SEITE:

>>>

# Kaufberatung Notebook ACER 662LCi



## cavessa (26. Februar 2004)

Will mir ein Notebook kaufen....

Daten:
Prozessor Intel® Centrino™ Pentium® M Prozessor mit 1,5 GHz
Speicher (RAM) 512 MB DDR-266 RAM, 
Festplatte 40GB Ultra DMA-100 Festplatte mit DASP-System 
Laufwerke DVD/CD-RW Combo-Laufwerk
 Display/Grafik 15.0“ SXGA+ TFT Farbdisplay
1400×1050
Intel® 855 GM Shared DVMT bis zu 64 MB, TV-Out

Preis: 1448 Euro

Soll ich das nehmen oder was könnt ihr mir empfehlen ?


----------



## Johannes Postler (26. Februar 2004)

Was die Hardware an sich betrifft, kann ich dieses Notebook empfehlen. Was die Verarbeitung von Acer betrifft, kann ich nichts sagen.
Zum Preis weiß ich jetzt auch nichts genaues sagen.


----------



## cavessa (26. Februar 2004)

Ist ein P 4 mit 3,06 Ghz schneller als der Centrino ?


----------



## Johannes Postler (26. Februar 2004)

Ja.
Du musst allerdings bedenken, dass der 3 GHz Rechner ungleich viel mehr Strom braucht (Prozessor und Lüfter), was die Akkulaufzeiten verkürzt. Außerdem werden die Dinger extrem heiß!

<<<

EINTRÄGE:

>>>

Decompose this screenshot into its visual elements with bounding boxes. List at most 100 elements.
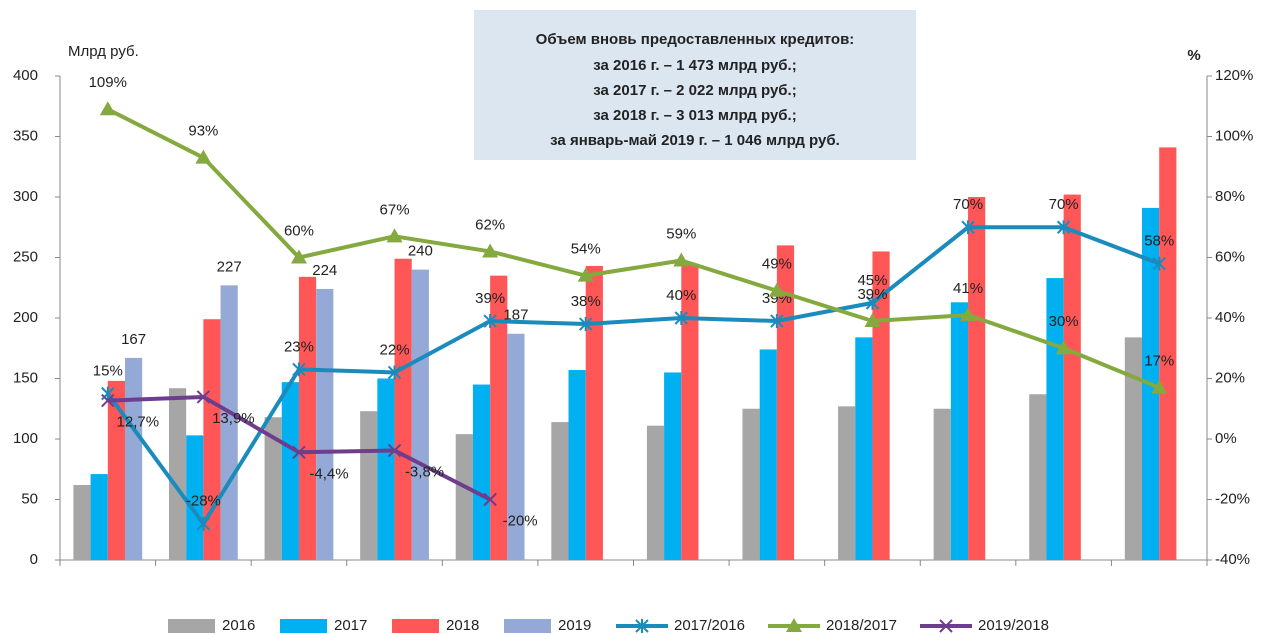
- marker: [292, 445, 306, 460]
- y2-tick-label: 100%: [1215, 127, 1253, 144]
- data-label: 70%: [1049, 196, 1079, 213]
- marker: [635, 619, 649, 633]
- legend-label: 2017: [334, 617, 367, 634]
- marker: [961, 220, 975, 235]
- bar: [681, 263, 699, 560]
- y-tick-label: 400: [13, 67, 38, 84]
- bar: [759, 349, 777, 560]
- legend-swatch: [504, 619, 551, 633]
- legend-swatch: [280, 619, 327, 633]
- legend-label: 2016: [222, 617, 255, 634]
- data-label: 12,7%: [117, 414, 160, 431]
- annotation: за январь-май 2019 г. – 1 046 млрд руб.: [550, 132, 840, 149]
- bar: [264, 417, 282, 560]
- y2-tick-label: 120%: [1215, 67, 1253, 84]
- bar: [394, 258, 412, 560]
- annotation: за 2017 г. – 2 022 млрд руб.;: [593, 82, 796, 99]
- y2-axis-label: %: [1187, 47, 1200, 64]
- marker: [387, 365, 402, 380]
- bar: [107, 380, 125, 560]
- bar-label: 167: [121, 331, 146, 348]
- y2-tick-label: 80%: [1215, 188, 1245, 205]
- data-label: 38%: [571, 293, 601, 310]
- marker: [674, 311, 688, 325]
- marker: [786, 618, 802, 632]
- marker: [865, 295, 880, 310]
- data-label: -3,8%: [405, 463, 444, 480]
- bar: [872, 251, 890, 560]
- marker: [1055, 340, 1072, 355]
- y2-tick-label: 60%: [1215, 248, 1245, 265]
- marker: [577, 267, 594, 282]
- marker: [386, 228, 403, 243]
- bar: [490, 275, 508, 560]
- marker: [387, 443, 402, 458]
- bar: [1159, 147, 1177, 560]
- data-label: 41%: [953, 280, 983, 297]
- y-tick-label: 150: [13, 369, 38, 386]
- bar-label: 227: [217, 258, 242, 275]
- marker: [101, 393, 115, 408]
- bar: [377, 378, 395, 560]
- annotation: за 2018 г. – 3 013 млрд руб.;: [593, 107, 796, 124]
- legend-swatch: [392, 619, 439, 633]
- bar: [411, 269, 429, 560]
- y-axis-label: Млрд руб.: [68, 43, 139, 60]
- marker: [292, 362, 306, 377]
- data-label: 40%: [666, 287, 696, 304]
- bar: [838, 406, 856, 560]
- legend-label: 2018: [446, 617, 479, 634]
- marker: [1151, 379, 1168, 394]
- marker: [770, 314, 784, 329]
- y2-tick-label: 40%: [1215, 309, 1245, 326]
- data-label: 93%: [188, 123, 218, 140]
- bar: [855, 337, 873, 560]
- bar: [585, 265, 603, 560]
- marker: [196, 390, 211, 404]
- data-label: 60%: [284, 222, 314, 239]
- bar-label: 240: [408, 243, 433, 260]
- legend-label: 2017/2016: [674, 617, 745, 634]
- y-tick-label: 250: [13, 248, 38, 265]
- marker: [482, 243, 499, 258]
- marker: [960, 306, 977, 321]
- y-tick-label: 350: [13, 127, 38, 144]
- data-label: 49%: [762, 256, 792, 273]
- data-label: -28%: [186, 493, 221, 510]
- bar-label: 187: [503, 307, 528, 324]
- y-tick-label: 0: [30, 551, 38, 568]
- data-label: 58%: [1144, 233, 1174, 250]
- marker: [290, 249, 307, 264]
- data-label: 23%: [284, 338, 314, 355]
- bar-label: 224: [312, 262, 337, 279]
- bar: [968, 197, 986, 560]
- legend-label: 2018/2017: [826, 617, 897, 634]
- data-label: 54%: [571, 241, 601, 258]
- line: [106, 107, 1160, 390]
- bar: [316, 288, 334, 560]
- data-label: -4,4%: [309, 465, 348, 482]
- bar: [203, 319, 221, 560]
- data-label: 45%: [857, 272, 887, 289]
- bar: [298, 276, 317, 560]
- data-label: 17%: [1144, 353, 1174, 370]
- bar: [1029, 394, 1047, 560]
- bar: [507, 333, 525, 560]
- marker: [99, 101, 116, 116]
- legend-swatch: [168, 619, 215, 633]
- marker: [483, 492, 497, 507]
- data-label: 70%: [953, 196, 983, 213]
- line: [106, 225, 1160, 526]
- bar: [73, 484, 91, 560]
- marker: [768, 282, 785, 297]
- data-label: 15%: [93, 363, 123, 380]
- bar: [1124, 337, 1143, 560]
- y2-tick-label: 20%: [1215, 369, 1245, 386]
- bar: [568, 370, 586, 560]
- data-label: 13,9%: [212, 410, 255, 427]
- marker: [483, 314, 497, 329]
- bar: [281, 382, 299, 560]
- marker: [195, 149, 212, 164]
- bar: [455, 434, 473, 560]
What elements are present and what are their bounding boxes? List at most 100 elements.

<<<

AUFGABEN:
A) Gibst du den Abschnitt aus der Kaufberatung zum Acer-Notebook wortgetreu aus, beginnend bei "Was die Hardware" und endend bei "der Centrino ?"?
B) Setze die Kaufberatung zum Acer-Notebook im Anschluss an ihren letzten Satz fort.

LÖSUNGEN:
A)
Was die Hardware an sich betrifft, kann ich dieses Notebook empfehlen. Was die Verarbeitung von Acer betrifft, kann ich nichts sagen.
Zum Preis weiß ich jetzt auch nichts genaues sagen.


----------



## cavessa (26. Februar 2004)

Ist ein P 4 mit 3,06 Ghz schneller als der Centrino ?

B)
Wenn du nicht unbedingt so viel Leistung brauchst, würde ich den Centrino empfehlen.
Was ich beim letzten Post vergessen habe: Wenns irgendwie geht schaun, dass eine extra Grafikkarte drinnen ist (KEIN Shared Memory). Selbst wenn die Grafikkarte weniger Speicher hat ist sie schneller!


----------



## Daniel Wittberger (7. März 2004)

Hi

Wegen der Verarbeitung bei Acer. Ich habe selbst ein Acer Travelmate 422LC. Ich bin sehr zufrieden damit. Es quitscht nichts, es flackert nichts und es klappert nichts. Das Notebook sieht aus wie am ersten Tag, bis auf die paar Kratzer  

In dieser Hinsicht, ist es sicher ein guter Kauf.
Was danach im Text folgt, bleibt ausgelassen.